WRITTEN INSTRUCTION:
Every line that holds "light" should be shown.

(Data records)
[START]

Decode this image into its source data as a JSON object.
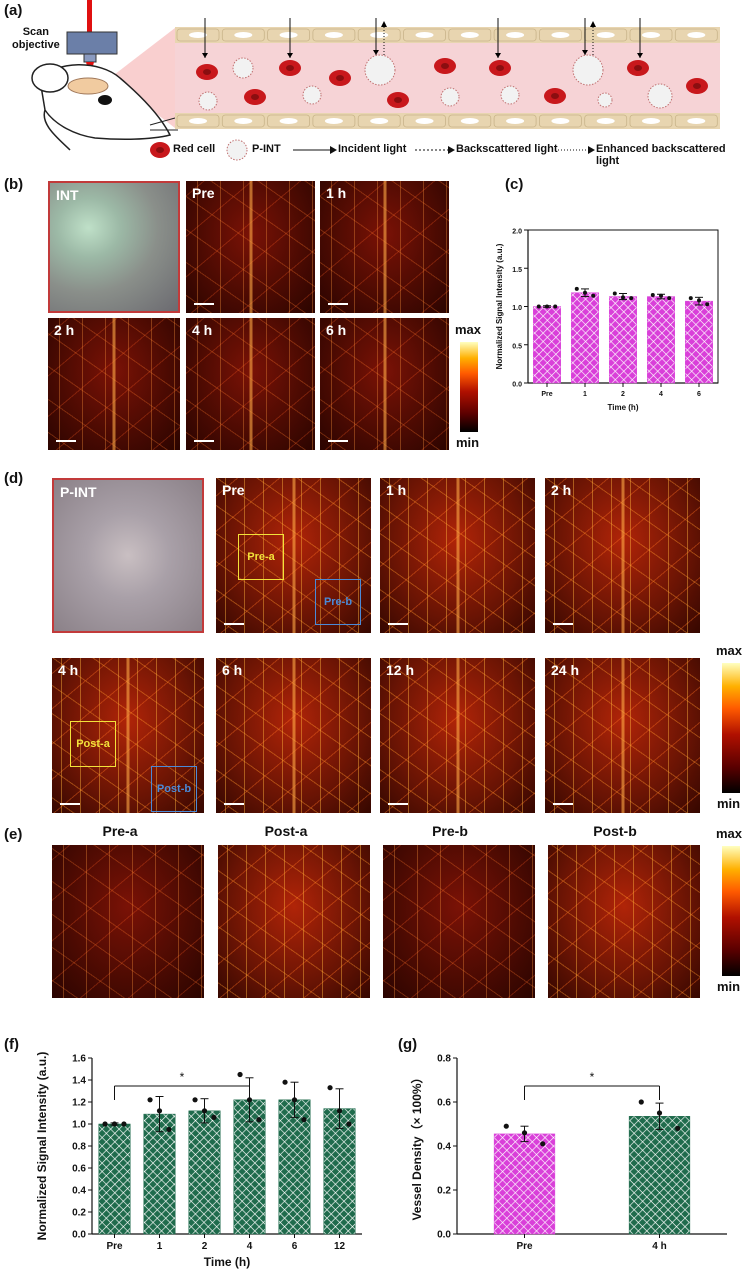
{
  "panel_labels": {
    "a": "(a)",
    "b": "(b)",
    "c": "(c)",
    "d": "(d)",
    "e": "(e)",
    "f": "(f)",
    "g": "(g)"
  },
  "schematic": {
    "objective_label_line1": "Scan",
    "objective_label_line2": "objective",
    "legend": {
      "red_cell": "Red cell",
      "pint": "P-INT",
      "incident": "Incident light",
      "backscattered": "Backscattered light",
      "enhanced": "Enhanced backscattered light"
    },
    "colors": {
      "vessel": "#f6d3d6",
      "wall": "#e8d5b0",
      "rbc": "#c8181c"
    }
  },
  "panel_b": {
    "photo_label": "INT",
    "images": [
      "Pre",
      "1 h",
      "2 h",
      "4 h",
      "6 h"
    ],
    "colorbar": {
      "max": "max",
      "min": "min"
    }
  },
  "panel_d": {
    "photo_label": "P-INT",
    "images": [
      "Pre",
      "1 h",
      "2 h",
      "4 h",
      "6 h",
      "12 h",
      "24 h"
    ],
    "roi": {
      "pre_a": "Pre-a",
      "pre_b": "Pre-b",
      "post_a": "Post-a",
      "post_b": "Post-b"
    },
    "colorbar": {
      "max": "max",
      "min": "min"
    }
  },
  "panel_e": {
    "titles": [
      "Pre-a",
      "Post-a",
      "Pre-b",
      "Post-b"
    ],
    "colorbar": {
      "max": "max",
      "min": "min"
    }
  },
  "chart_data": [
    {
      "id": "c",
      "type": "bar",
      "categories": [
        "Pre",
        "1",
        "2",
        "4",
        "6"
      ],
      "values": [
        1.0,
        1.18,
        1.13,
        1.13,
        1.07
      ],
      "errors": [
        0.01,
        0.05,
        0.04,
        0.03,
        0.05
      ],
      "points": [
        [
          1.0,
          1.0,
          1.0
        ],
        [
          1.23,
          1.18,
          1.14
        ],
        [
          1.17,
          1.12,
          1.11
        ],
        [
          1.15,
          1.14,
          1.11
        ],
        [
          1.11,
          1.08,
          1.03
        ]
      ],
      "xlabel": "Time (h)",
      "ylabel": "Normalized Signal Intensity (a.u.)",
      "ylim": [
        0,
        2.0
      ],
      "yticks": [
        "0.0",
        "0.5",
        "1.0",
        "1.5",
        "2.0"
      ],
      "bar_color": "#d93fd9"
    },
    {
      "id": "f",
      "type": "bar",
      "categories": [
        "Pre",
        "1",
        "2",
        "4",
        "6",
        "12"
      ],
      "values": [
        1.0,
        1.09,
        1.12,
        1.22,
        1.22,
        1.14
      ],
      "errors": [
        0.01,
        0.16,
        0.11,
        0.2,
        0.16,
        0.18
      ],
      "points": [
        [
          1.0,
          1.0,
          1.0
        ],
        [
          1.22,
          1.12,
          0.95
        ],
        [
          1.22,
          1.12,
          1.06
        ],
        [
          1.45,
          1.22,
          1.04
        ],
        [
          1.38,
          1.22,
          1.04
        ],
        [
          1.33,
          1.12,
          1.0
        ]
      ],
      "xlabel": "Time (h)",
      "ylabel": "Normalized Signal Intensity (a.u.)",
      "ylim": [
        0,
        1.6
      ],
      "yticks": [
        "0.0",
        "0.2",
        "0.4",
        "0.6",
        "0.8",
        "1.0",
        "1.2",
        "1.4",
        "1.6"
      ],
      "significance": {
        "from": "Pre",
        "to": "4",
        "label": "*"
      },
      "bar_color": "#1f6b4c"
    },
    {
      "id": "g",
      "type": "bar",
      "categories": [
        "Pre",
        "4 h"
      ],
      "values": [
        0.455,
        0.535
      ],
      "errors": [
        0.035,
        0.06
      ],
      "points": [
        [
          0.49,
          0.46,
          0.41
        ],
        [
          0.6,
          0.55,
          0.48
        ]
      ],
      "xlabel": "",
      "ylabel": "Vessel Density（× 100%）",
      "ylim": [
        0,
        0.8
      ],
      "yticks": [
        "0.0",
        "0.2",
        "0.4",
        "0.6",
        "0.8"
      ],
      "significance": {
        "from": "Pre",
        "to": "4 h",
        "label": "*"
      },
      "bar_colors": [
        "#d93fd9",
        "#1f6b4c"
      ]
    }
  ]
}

[END]

OUTPUT FOR THIS EXERCISE:
      "incident": "Incident light",
      "backscattered": "Backscattered light",
      "enhanced": "Enhanced backscattered light"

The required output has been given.